━━━ Exercise inputs ━━━

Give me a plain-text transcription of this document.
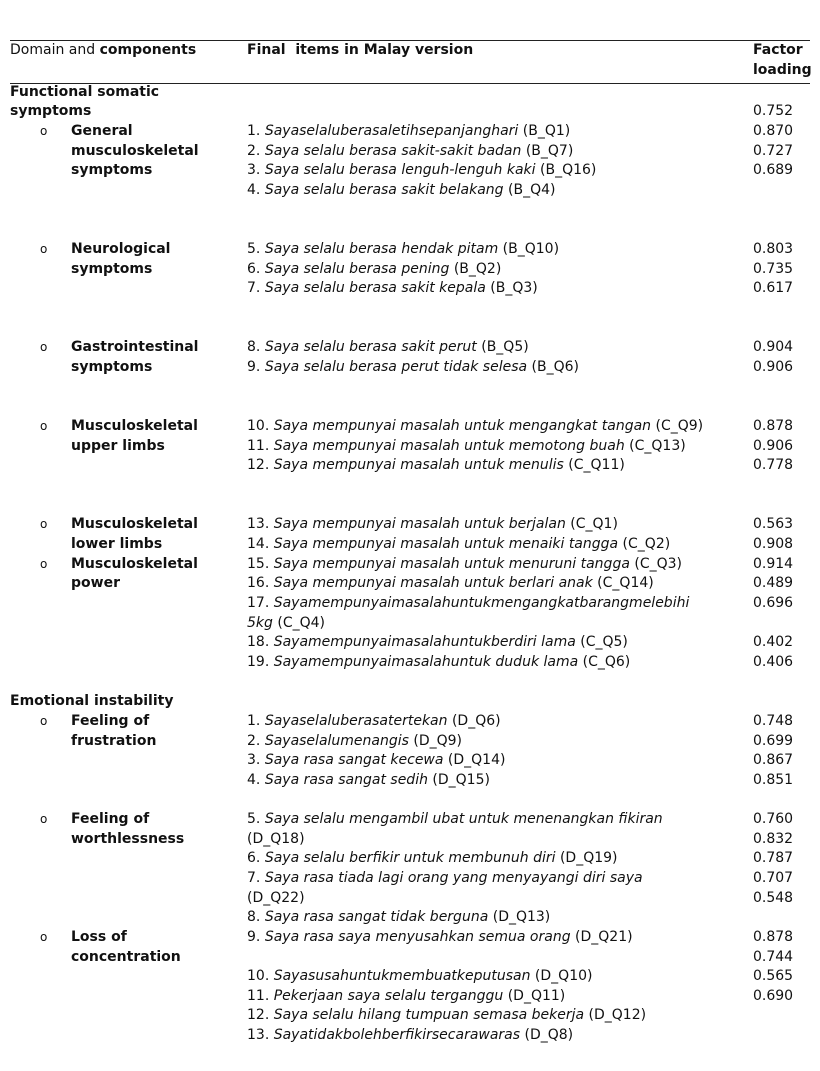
Domain and components	Final  items in Malay version	Factor
loading
Functional somatic
symptoms
Emotional instability
o
o
o
o
o
o
o
o
o
General
musculoskeletal
symptoms
Neurological
symptoms
Gastrointestinal
symptoms
Musculoskeletal
upper limbs
Musculoskeletal
lower limbs
Musculoskeletal
power
Feeling of
frustration
Feeling of
worthlessness
Loss of
concentration
1. Sayaselaluberasaletihsepanjanghari (B_Q1)
2. Saya selalu berasa sakit-sakit badan (B_Q7)
3. Saya selalu berasa lenguh-lenguh kaki (B_Q16)
4. Saya selalu berasa sakit belakang (B_Q4)
5. Saya selalu berasa hendak pitam (B_Q10)
6. Saya selalu berasa pening (B_Q2)
7. Saya selalu berasa sakit kepala (B_Q3)
8. Saya selalu berasa sakit perut (B_Q5)
9. Saya selalu berasa perut tidak selesa (B_Q6)
10. Saya mempunyai masalah untuk mengangkat tangan (C_Q9)
11. Saya mempunyai masalah untuk memotong buah (C_Q13)
12. Saya mempunyai masalah untuk menulis (C_Q11)
13. Saya mempunyai masalah untuk berjalan (C_Q1)
14. Saya mempunyai masalah untuk menaiki tangga (C_Q2)
15. Saya mempunyai masalah untuk menuruni tangga (C_Q3)
16. Saya mempunyai masalah untuk berlari anak (C_Q14)
17. Sayamempunyaimasalahuntukmengangkatbarangmelebihi
5kg (C_Q4)
18. Sayamempunyaimasalahuntukberdiri lama (C_Q5)
19. Sayamempunyaimasalahuntuk duduk lama (C_Q6)
1. Sayaselaluberasatertekan (D_Q6)
2. Sayaselalumenangis (D_Q9)
3. Saya rasa sangat kecewa (D_Q14)
4. Saya rasa sangat sedih (D_Q15)
5. Saya selalu mengambil ubat untuk menenangkan fikiran
(D_Q18)
6. Saya selalu berfikir untuk membunuh diri (D_Q19)
7. Saya rasa tiada lagi orang yang menyayangi diri saya
(D_Q22)
8. Saya rasa sangat tidak berguna (D_Q13)
9. Saya rasa saya menyusahkan semua orang (D_Q21)
10. Sayasusahuntukmembuatkeputusan (D_Q10)
11. Pekerjaan saya selalu terganggu (D_Q11)
12. Saya selalu hilang tumpuan semasa bekerja (D_Q12)
13. Sayatidakbolehberfikirsecarawaras (D_Q8)
0.752
0.870
0.727
0.689
0.803
0.735
0.617
0.904
0.906
0.878
0.906
0.778
0.563
0.908
0.914
0.489
0.696
0.402
0.406
0.748
0.699
0.867
0.851
0.760
0.832
0.787
0.707
0.548
0.878
0.744
0.565
0.690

━━━

What you should do
Retype the whole listing, keeping every line identical and omitting all pictures.

Full solution
Give me a plain-text transcription of this document.
Domain and components	Final  items in Malay version	Factor
loading
Functional somatic
symptoms
Emotional instability
o
o
o
o
o
o
o
o
o
General
musculoskeletal
symptoms
Neurological
symptoms
Gastrointestinal
symptoms
Musculoskeletal
upper limbs
Musculoskeletal
lower limbs
Musculoskeletal
power
Feeling of
frustration
Feeling of
worthlessness
Loss of
concentration
1. Sayaselaluberasaletihsepanjanghari (B_Q1)
2. Saya selalu berasa sakit-sakit badan (B_Q7)
3. Saya selalu berasa lenguh-lenguh kaki (B_Q16)
4. Saya selalu berasa sakit belakang (B_Q4)
5. Saya selalu berasa hendak pitam (B_Q10)
6. Saya selalu berasa pening (B_Q2)
7. Saya selalu berasa sakit kepala (B_Q3)
8. Saya selalu berasa sakit perut (B_Q5)
9. Saya selalu berasa perut tidak selesa (B_Q6)
10. Saya mempunyai masalah untuk mengangkat tangan (C_Q9)
11. Saya mempunyai masalah untuk memotong buah (C_Q13)
12. Saya mempunyai masalah untuk menulis (C_Q11)
13. Saya mempunyai masalah untuk berjalan (C_Q1)
14. Saya mempunyai masalah untuk menaiki tangga (C_Q2)
15. Saya mempunyai masalah untuk menuruni tangga (C_Q3)
16. Saya mempunyai masalah untuk berlari anak (C_Q14)
17. Sayamempunyaimasalahuntukmengangkatbarangmelebihi
5kg (C_Q4)
18. Sayamempunyaimasalahuntukberdiri lama (C_Q5)
19. Sayamempunyaimasalahuntuk duduk lama (C_Q6)
1. Sayaselaluberasatertekan (D_Q6)
2. Sayaselalumenangis (D_Q9)
3. Saya rasa sangat kecewa (D_Q14)
4. Saya rasa sangat sedih (D_Q15)
5. Saya selalu mengambil ubat untuk menenangkan fikiran
(D_Q18)
6. Saya selalu berfikir untuk membunuh diri (D_Q19)
7. Saya rasa tiada lagi orang yang menyayangi diri saya
(D_Q22)
8. Saya rasa sangat tidak berguna (D_Q13)
9. Saya rasa saya menyusahkan semua orang (D_Q21)
10. Sayasusahuntukmembuatkeputusan (D_Q10)
11. Pekerjaan saya selalu terganggu (D_Q11)
12. Saya selalu hilang tumpuan semasa bekerja (D_Q12)
13. Sayatidakbolehberfikirsecarawaras (D_Q8)
0.752
0.870
0.727
0.689
0.803
0.735
0.617
0.904
0.906
0.878
0.906
0.778
0.563
0.908
0.914
0.489
0.696
0.402
0.406
0.748
0.699
0.867
0.851
0.760
0.832
0.787
0.707
0.548
0.878
0.744
0.565
0.690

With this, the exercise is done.